Below are the records; locate each line with the word "Over" and copy it.

## begin Exercise material

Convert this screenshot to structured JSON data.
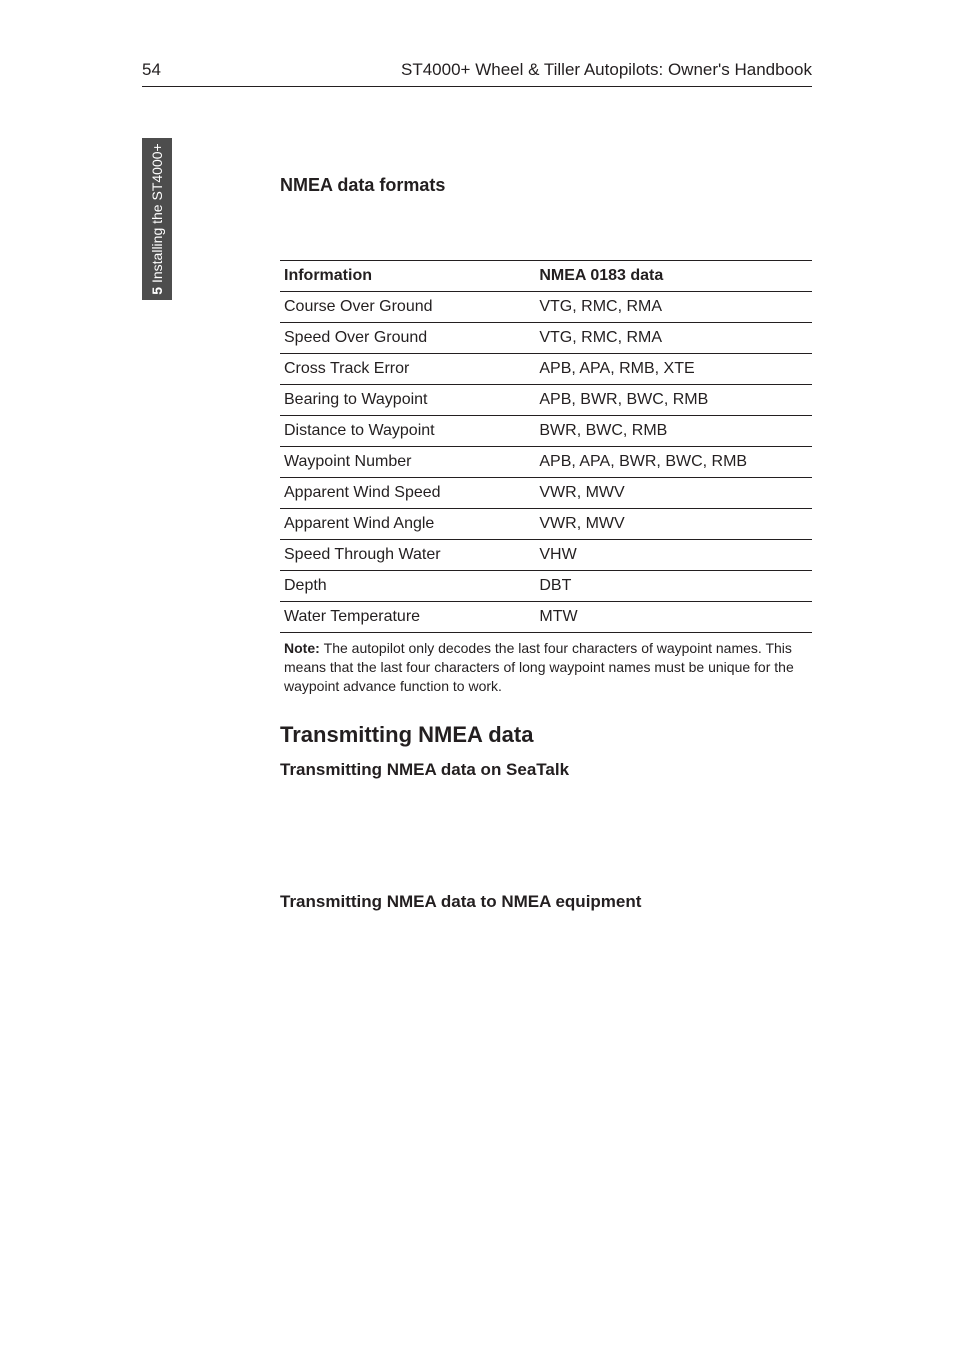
{
  "header": {
    "page_number": "54",
    "running_head": "ST4000+ Wheel & Tiller Autopilots: Owner's Handbook"
  },
  "side_tab": {
    "chapter_num": "5",
    "chapter_title": " Installing the ST4000+"
  },
  "section_heading": "NMEA data formats",
  "table": {
    "col1_header": "Information",
    "col2_header": "NMEA 0183 data",
    "rows": [
      {
        "info": "Course Over Ground",
        "data": "VTG, RMC, RMA"
      },
      {
        "info": "Speed Over Ground",
        "data": "VTG, RMC, RMA"
      },
      {
        "info": "Cross Track Error",
        "data": "APB, APA, RMB, XTE"
      },
      {
        "info": "Bearing to Waypoint",
        "data": "APB, BWR, BWC, RMB"
      },
      {
        "info": "Distance to Waypoint",
        "data": "BWR, BWC, RMB"
      },
      {
        "info": "Waypoint Number",
        "data": "APB, APA, BWR, BWC, RMB"
      },
      {
        "info": "Apparent Wind Speed",
        "data": "VWR, MWV"
      },
      {
        "info": "Apparent Wind Angle",
        "data": "VWR, MWV"
      },
      {
        "info": "Speed Through Water",
        "data": "VHW"
      },
      {
        "info": "Depth",
        "data": "DBT"
      },
      {
        "info": "Water Temperature",
        "data": "MTW"
      }
    ]
  },
  "note": {
    "label": "Note: ",
    "text": "The autopilot only decodes the last four characters of waypoint names. This means that the last four characters of long waypoint names must be unique for the waypoint advance function to work."
  },
  "h2": "Transmitting NMEA data",
  "h4a": "Transmitting NMEA data on SeaTalk",
  "h4b": "Transmitting NMEA data to NMEA equipment"
}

## end Exercise material

Answer to this task »
        "info": "Course Over Ground",
        "info": "Speed Over Ground",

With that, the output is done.